Copy the records below exactly, leaving out any pictures.

━━━━━ EXTRACTED DATA

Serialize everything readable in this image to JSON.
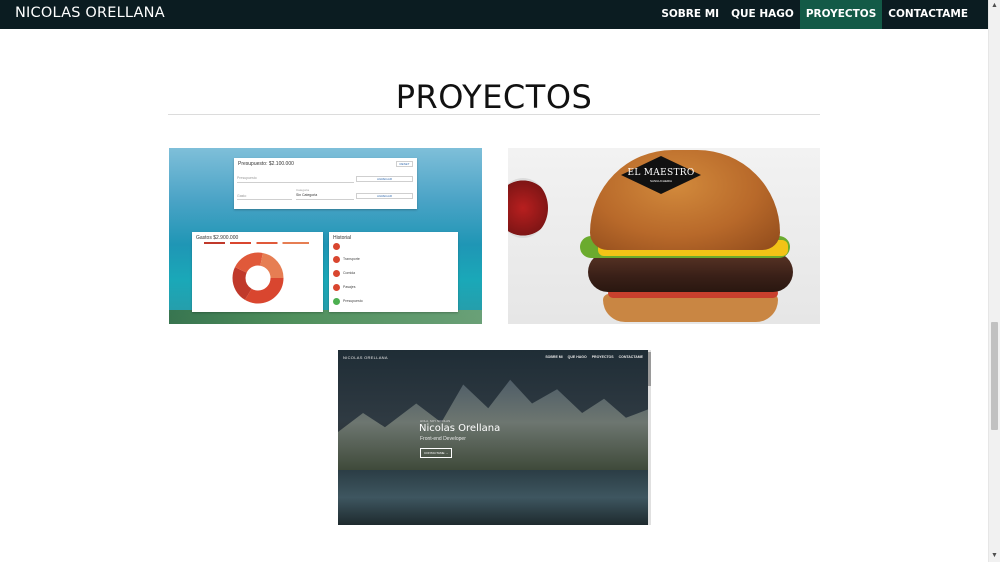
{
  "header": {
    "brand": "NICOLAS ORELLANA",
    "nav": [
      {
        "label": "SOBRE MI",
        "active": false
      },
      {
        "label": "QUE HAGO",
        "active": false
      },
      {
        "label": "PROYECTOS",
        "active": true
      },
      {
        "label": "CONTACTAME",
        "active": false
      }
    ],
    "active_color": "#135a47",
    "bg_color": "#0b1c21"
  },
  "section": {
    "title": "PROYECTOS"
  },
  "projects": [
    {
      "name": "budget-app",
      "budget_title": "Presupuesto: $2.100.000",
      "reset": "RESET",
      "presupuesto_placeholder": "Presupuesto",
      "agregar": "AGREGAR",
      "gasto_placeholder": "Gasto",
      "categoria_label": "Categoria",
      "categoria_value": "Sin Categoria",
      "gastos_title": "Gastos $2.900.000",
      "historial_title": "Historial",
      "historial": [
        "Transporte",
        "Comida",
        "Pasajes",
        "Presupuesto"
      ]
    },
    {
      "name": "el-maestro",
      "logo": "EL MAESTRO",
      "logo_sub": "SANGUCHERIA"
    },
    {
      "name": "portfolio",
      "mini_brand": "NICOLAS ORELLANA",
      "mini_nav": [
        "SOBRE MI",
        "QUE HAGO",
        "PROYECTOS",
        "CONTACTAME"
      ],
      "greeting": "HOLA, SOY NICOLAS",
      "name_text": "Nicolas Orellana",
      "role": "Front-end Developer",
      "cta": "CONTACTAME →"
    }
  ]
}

━━━━━━━━━━

RESULT OF THIS TASK
Serialize everything readable in this image to JSON.
{
  "header": {
    "brand": "NICOLAS ORELLANA",
    "nav": [
      {
        "label": "SOBRE MI",
        "active": false
      },
      {
        "label": "QUE HAGO",
        "active": false
      },
      {
        "label": "PROYECTOS",
        "active": true
      },
      {
        "label": "CONTACTAME",
        "active": false
      }
    ],
    "active_color": "#135a47",
    "bg_color": "#0b1c21"
  },
  "section": {
    "title": "PROYECTOS"
  },
  "projects": [
    {
      "name": "budget-app",
      "budget_title": "Presupuesto: $2.100.000",
      "reset": "RESET",
      "presupuesto_placeholder": "Presupuesto",
      "agregar": "AGREGAR",
      "gasto_placeholder": "Gasto",
      "categoria_label": "Categoria",
      "categoria_value": "Sin Categoria",
      "gastos_title": "Gastos $2.900.000",
      "historial_title": "Historial",
      "historial": [
        "Transporte",
        "Comida",
        "Pasajes",
        "Presupuesto"
      ]
    },
    {
      "name": "el-maestro",
      "logo": "EL MAESTRO",
      "logo_sub": "SANGUCHERIA"
    },
    {
      "name": "portfolio",
      "mini_brand": "NICOLAS ORELLANA",
      "mini_nav": [
        "SOBRE MI",
        "QUE HAGO",
        "PROYECTOS",
        "CONTACTAME"
      ],
      "greeting": "HOLA, SOY NICOLAS",
      "name_text": "Nicolas Orellana",
      "role": "Front-end Developer",
      "cta": "CONTACTAME →"
    }
  ]
}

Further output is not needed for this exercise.